# Task description
Transcribe each line of the material as it is, and drop any picture.
*** Listed records
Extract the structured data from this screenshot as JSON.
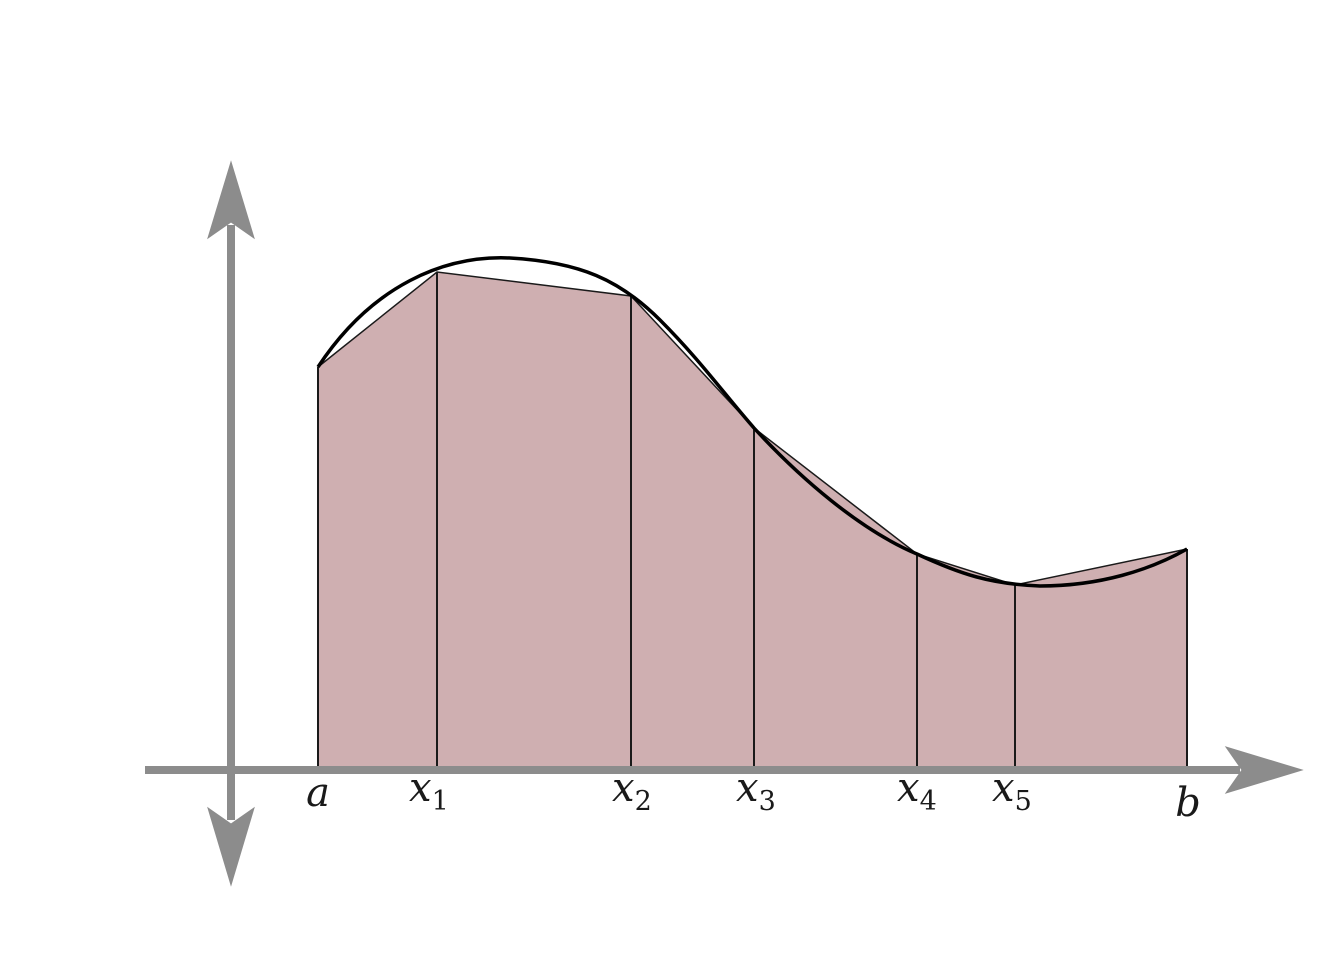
{
  "labels": {
    "a": "a",
    "x1": "x",
    "x1_sub": "1",
    "x2": "x",
    "x2_sub": "2",
    "x3": "x",
    "x3_sub": "3",
    "x4": "x",
    "x4_sub": "4",
    "x5": "x",
    "x5_sub": "5",
    "b": "b"
  },
  "colors": {
    "fill": "#cfafb1",
    "axis": "#8c8c8c",
    "curve": "#000000",
    "partition": "#1a1a1a"
  }
}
******
# Response
Extract the structured data from this screenshot as JSON.
{
  "labels": {
    "a": "a",
    "x1": "x",
    "x1_sub": "1",
    "x2": "x",
    "x2_sub": "2",
    "x3": "x",
    "x3_sub": "3",
    "x4": "x",
    "x4_sub": "4",
    "x5": "x",
    "x5_sub": "5",
    "b": "b"
  },
  "colors": {
    "fill": "#cfafb1",
    "axis": "#8c8c8c",
    "curve": "#000000",
    "partition": "#1a1a1a"
  }
}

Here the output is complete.